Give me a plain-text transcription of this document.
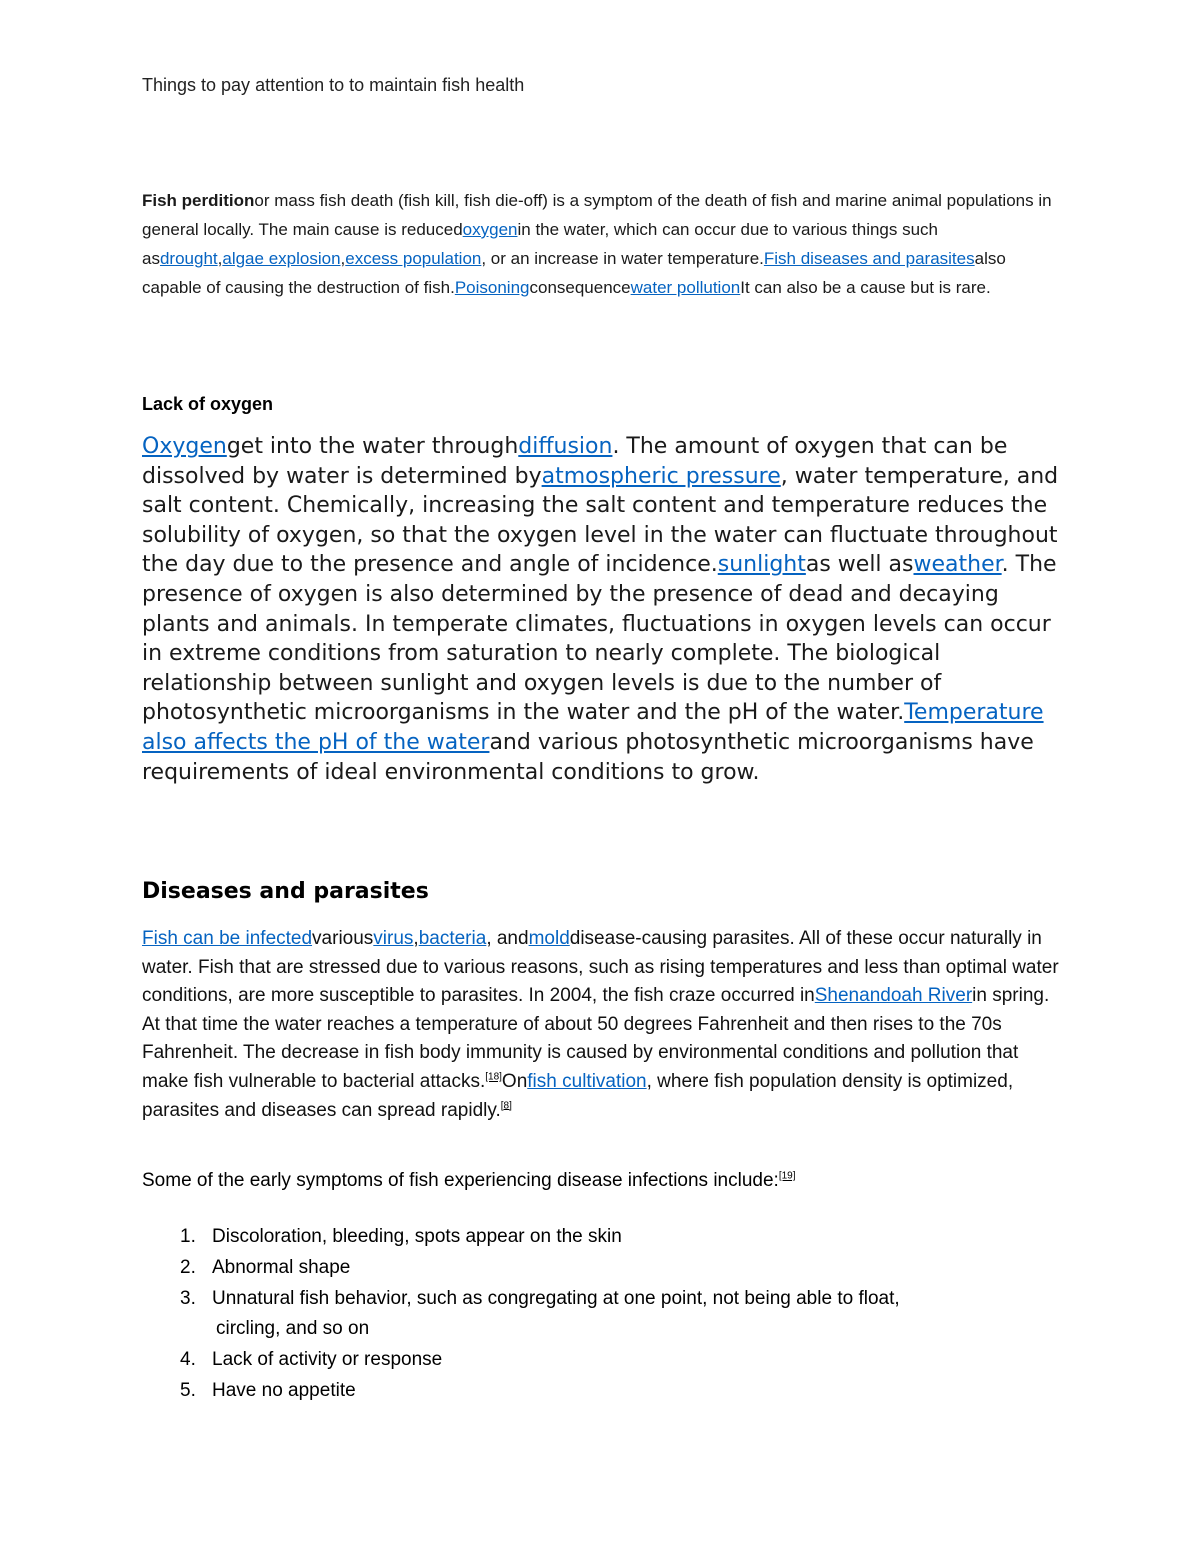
Things to pay attention to to maintain fish health

Fish perditionor mass fish death (fish kill, fish die-off) is a symptom of the death of fish and marine animal populations in general locally. The main cause is reducedoxygenin the water, which can occur due to various things such asdrought,algae explosion,excess population, or an increase in water temperature.Fish diseases and parasitesalso capable of causing the destruction of fish.Poisoningconsequencewater pollutionIt can also be a cause but is rare.

Lack of oxygen

Oxygenget into the water throughdiffusion. The amount of oxygen that can be dissolved by water is determined byatmospheric pressure, water temperature, and salt content. Chemically, increasing the salt content and temperature reduces the solubility of oxygen, so that the oxygen level in the water can fluctuate throughout the day due to the presence and angle of incidence.sunlightas well asweather. The presence of oxygen is also determined by the presence of dead and decaying plants and animals. In temperate climates, fluctuations in oxygen levels can occur in extreme conditions from saturation to nearly complete. The biological relationship between sunlight and oxygen levels is due to the number of photosynthetic microorganisms in the water and the pH of the water.Temperature also affects the pH of the waterand various photosynthetic microorganisms have requirements of ideal environmental conditions to grow.

Diseases and parasites

Fish can be infectedvariousvirus,bacteria, andmolddisease-causing parasites. All of these occur naturally in water. Fish that are stressed due to various reasons, such as rising temperatures and less than optimal water conditions, are more susceptible to parasites. In 2004, the fish craze occurred inShenandoah Riverin spring. At that time the water reaches a temperature of about 50 degrees Fahrenheit and then rises to the 70s Fahrenheit. The decrease in fish body immunity is caused by environmental conditions and pollution that make fish vulnerable to bacterial attacks.[18]Onfish cultivation, where fish population density is optimized, parasites and diseases can spread rapidly.[8]

Some of the early symptoms of fish experiencing disease infections include:[19]

1. Discoloration, bleeding, spots appear on the skin
2. Abnormal shape
3. Unnatural fish behavior, such as congregating at one point, not being able to float,
circling, and so on
4. Lack of activity or response
5. Have no appetite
########
== EXERCISE DIRECTIONS ==
Every entry should be written out word for word, except for its pictures.

== SOLUTION TO THIS EXERCISE ==
Give me a plain-text transcription of this document.
Things to pay attention to to maintain fish health

Fish perditionor mass fish death (fish kill, fish die-off) is a symptom of the death of fish and marine animal populations in general locally. The main cause is reducedoxygenin the water, which can occur due to various things such asdrought,algae explosion,excess population, or an increase in water temperature.Fish diseases and parasitesalso capable of causing the destruction of fish.Poisoningconsequencewater pollutionIt can also be a cause but is rare.

Lack of oxygen

Oxygenget into the water throughdiffusion. The amount of oxygen that can be dissolved by water is determined byatmospheric pressure, water temperature, and salt content. Chemically, increasing the salt content and temperature reduces the solubility of oxygen, so that the oxygen level in the water can fluctuate throughout the day due to the presence and angle of incidence.sunlightas well asweather. The presence of oxygen is also determined by the presence of dead and decaying plants and animals. In temperate climates, fluctuations in oxygen levels can occur in extreme conditions from saturation to nearly complete. The biological relationship between sunlight and oxygen levels is due to the number of photosynthetic microorganisms in the water and the pH of the water.Temperature also affects the pH of the waterand various photosynthetic microorganisms have requirements of ideal environmental conditions to grow.

Diseases and parasites

Fish can be infectedvariousvirus,bacteria, andmolddisease-causing parasites. All of these occur naturally in water. Fish that are stressed due to various reasons, such as rising temperatures and less than optimal water conditions, are more susceptible to parasites. In 2004, the fish craze occurred inShenandoah Riverin spring. At that time the water reaches a temperature of about 50 degrees Fahrenheit and then rises to the 70s Fahrenheit. The decrease in fish body immunity is caused by environmental conditions and pollution that make fish vulnerable to bacterial attacks.[18]Onfish cultivation, where fish population density is optimized, parasites and diseases can spread rapidly.[8]

Some of the early symptoms of fish experiencing disease infections include:[19]

1. Discoloration, bleeding, spots appear on the skin
2. Abnormal shape
3. Unnatural fish behavior, such as congregating at one point, not being able to float,
circling, and so on
4. Lack of activity or response
5. Have no appetite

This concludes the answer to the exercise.